# [Instructions for the task]
Look through the records that follow. Copy every line containing the word "Equally".

# [Raw data]
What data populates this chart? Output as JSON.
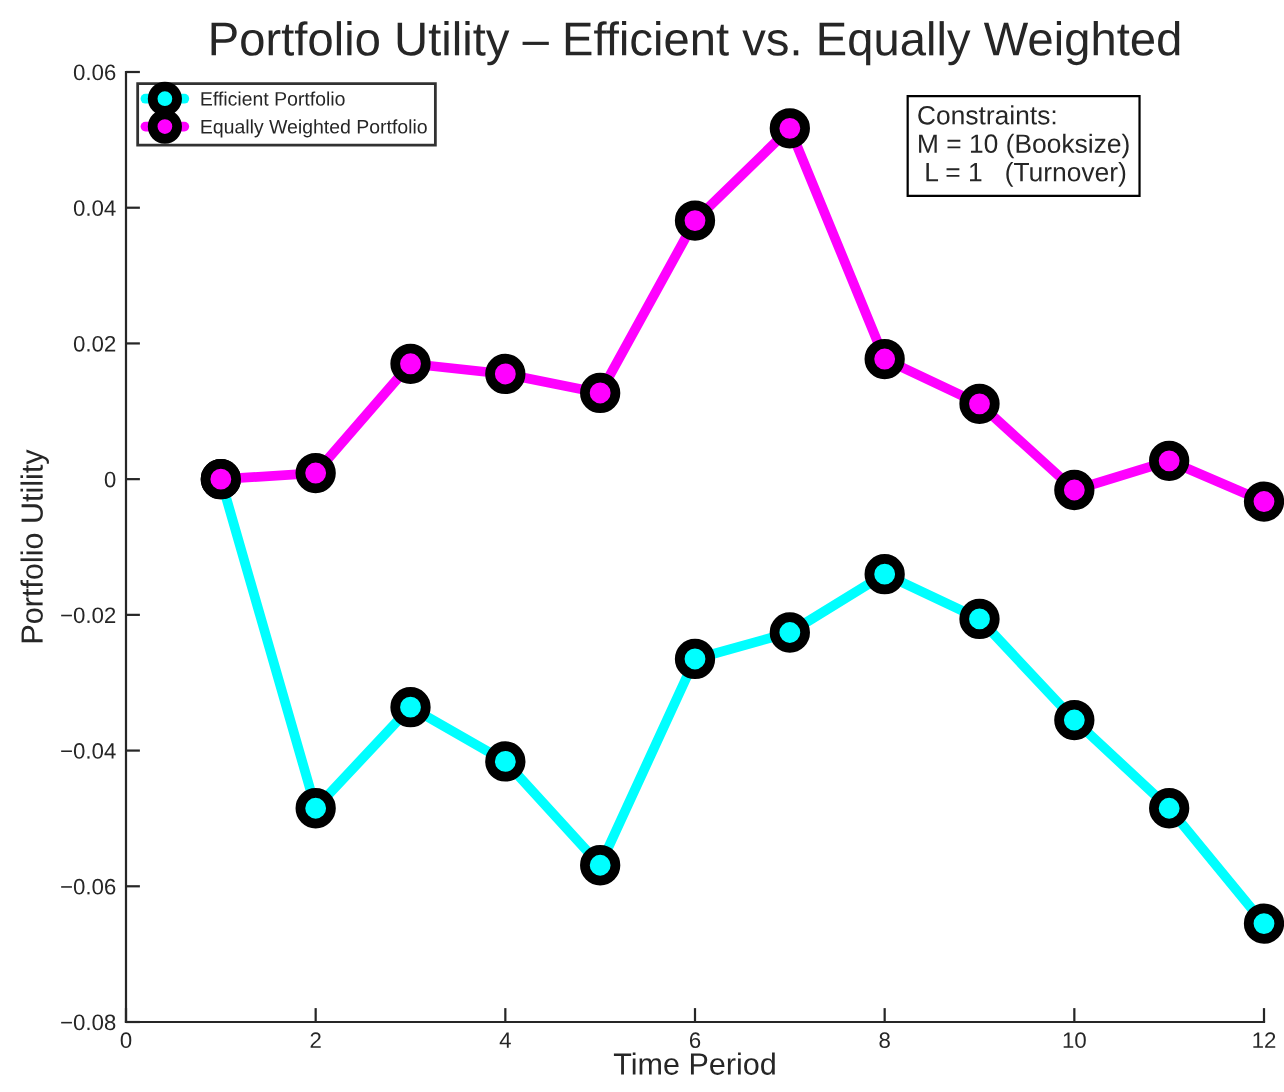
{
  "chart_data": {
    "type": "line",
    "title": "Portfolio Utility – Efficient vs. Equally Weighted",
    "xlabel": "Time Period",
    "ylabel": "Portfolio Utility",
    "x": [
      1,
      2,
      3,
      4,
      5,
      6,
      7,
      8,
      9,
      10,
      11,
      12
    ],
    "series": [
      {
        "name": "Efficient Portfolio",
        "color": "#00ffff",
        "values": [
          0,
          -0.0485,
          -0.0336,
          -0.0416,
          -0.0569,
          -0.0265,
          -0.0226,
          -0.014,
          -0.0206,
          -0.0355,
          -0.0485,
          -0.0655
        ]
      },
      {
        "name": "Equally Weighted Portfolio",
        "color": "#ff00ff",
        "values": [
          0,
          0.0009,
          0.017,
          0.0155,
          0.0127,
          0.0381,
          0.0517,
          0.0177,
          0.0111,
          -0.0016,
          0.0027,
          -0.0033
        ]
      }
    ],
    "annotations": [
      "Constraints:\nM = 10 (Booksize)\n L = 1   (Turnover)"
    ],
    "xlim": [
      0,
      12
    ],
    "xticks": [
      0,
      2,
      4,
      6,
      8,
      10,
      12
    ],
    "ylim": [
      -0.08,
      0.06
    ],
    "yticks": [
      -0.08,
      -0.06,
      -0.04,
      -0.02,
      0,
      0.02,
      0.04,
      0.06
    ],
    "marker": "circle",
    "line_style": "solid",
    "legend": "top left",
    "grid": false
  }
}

# [Solution]
    "title": "Portfolio Utility – Efficient vs. Equally Weighted",
        "name": "Equally Weighted Portfolio",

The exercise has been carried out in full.